Objective:
Switch "like-icon" to "heart-icon" in the records from the first line through the line containing "top-bar: 麻辣表哥 听 <box>0 0 800 120</box>", and write out only those lines with nothing else changed.
◆ ◆ ◆
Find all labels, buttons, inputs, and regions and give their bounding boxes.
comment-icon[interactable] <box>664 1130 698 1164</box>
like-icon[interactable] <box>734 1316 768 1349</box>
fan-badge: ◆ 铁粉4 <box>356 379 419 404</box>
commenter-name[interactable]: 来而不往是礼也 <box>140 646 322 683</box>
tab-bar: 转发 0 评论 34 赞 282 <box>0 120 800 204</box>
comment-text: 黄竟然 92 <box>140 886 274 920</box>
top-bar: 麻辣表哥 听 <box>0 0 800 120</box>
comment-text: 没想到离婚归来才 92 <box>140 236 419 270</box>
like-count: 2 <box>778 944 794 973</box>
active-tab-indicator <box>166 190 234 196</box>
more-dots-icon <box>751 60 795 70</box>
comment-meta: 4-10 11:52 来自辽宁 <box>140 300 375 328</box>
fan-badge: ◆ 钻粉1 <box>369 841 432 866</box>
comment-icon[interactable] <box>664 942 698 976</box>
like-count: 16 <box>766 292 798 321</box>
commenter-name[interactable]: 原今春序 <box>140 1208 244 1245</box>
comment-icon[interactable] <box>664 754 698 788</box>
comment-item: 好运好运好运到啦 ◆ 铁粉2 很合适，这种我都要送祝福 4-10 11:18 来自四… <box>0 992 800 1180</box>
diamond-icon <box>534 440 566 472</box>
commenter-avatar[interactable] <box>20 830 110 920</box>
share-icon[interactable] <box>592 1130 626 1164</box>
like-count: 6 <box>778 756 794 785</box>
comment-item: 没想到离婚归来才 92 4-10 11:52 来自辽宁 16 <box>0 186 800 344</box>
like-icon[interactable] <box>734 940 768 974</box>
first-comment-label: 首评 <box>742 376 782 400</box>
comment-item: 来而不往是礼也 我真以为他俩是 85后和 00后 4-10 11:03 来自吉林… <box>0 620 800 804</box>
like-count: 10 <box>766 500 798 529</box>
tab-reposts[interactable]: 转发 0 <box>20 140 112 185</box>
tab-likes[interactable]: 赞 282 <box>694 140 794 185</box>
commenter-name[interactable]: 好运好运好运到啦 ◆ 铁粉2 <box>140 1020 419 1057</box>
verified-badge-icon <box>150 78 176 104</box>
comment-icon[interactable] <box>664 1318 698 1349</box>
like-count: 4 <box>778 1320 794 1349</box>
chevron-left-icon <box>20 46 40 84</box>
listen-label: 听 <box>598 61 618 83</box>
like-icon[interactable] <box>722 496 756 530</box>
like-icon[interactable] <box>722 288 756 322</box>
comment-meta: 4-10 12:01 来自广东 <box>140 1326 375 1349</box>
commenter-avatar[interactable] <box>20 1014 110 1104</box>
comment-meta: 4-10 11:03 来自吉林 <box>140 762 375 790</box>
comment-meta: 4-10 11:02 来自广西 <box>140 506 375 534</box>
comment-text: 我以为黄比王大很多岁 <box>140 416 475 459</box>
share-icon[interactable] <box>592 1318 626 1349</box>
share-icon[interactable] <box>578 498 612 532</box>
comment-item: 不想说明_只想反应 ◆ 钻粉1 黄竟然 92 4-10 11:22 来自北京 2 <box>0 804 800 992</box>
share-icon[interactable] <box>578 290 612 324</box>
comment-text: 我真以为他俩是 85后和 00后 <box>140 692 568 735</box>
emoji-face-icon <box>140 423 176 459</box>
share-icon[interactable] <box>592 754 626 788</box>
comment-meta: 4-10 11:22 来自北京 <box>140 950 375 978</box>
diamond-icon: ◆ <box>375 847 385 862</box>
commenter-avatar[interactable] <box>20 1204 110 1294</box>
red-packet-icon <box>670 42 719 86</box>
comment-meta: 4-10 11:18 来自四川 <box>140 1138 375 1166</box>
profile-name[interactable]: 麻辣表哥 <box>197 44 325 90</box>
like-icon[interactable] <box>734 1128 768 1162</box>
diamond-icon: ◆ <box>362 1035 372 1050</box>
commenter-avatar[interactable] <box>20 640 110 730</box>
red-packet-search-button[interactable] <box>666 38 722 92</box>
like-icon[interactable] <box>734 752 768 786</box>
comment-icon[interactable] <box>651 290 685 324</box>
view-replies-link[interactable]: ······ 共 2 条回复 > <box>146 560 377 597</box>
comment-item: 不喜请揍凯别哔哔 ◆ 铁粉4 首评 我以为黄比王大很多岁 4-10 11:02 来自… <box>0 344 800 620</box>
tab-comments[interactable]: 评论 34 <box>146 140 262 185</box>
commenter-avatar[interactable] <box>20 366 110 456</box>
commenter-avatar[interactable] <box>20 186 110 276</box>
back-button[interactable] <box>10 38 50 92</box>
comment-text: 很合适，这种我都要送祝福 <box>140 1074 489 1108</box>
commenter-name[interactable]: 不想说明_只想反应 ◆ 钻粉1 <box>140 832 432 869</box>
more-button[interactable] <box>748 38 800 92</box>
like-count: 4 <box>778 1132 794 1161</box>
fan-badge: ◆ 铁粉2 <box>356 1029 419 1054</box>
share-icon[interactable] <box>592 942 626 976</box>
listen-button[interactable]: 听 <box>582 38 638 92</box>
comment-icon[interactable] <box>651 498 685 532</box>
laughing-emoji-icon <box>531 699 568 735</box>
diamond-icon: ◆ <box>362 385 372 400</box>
◆ ◆ ◆
Expected output:
Find all labels, buttons, inputs, and regions and give their bounding boxes.
comment-icon[interactable] <box>664 1130 698 1164</box>
heart-icon[interactable] <box>734 1316 768 1349</box>
fan-badge: ◆ 铁粉4 <box>356 379 419 404</box>
commenter-name[interactable]: 来而不往是礼也 <box>140 646 322 683</box>
tab-bar: 转发 0 评论 34 赞 282 <box>0 120 800 204</box>
comment-text: 黄竟然 92 <box>140 886 274 920</box>
top-bar: 麻辣表哥 听 <box>0 0 800 120</box>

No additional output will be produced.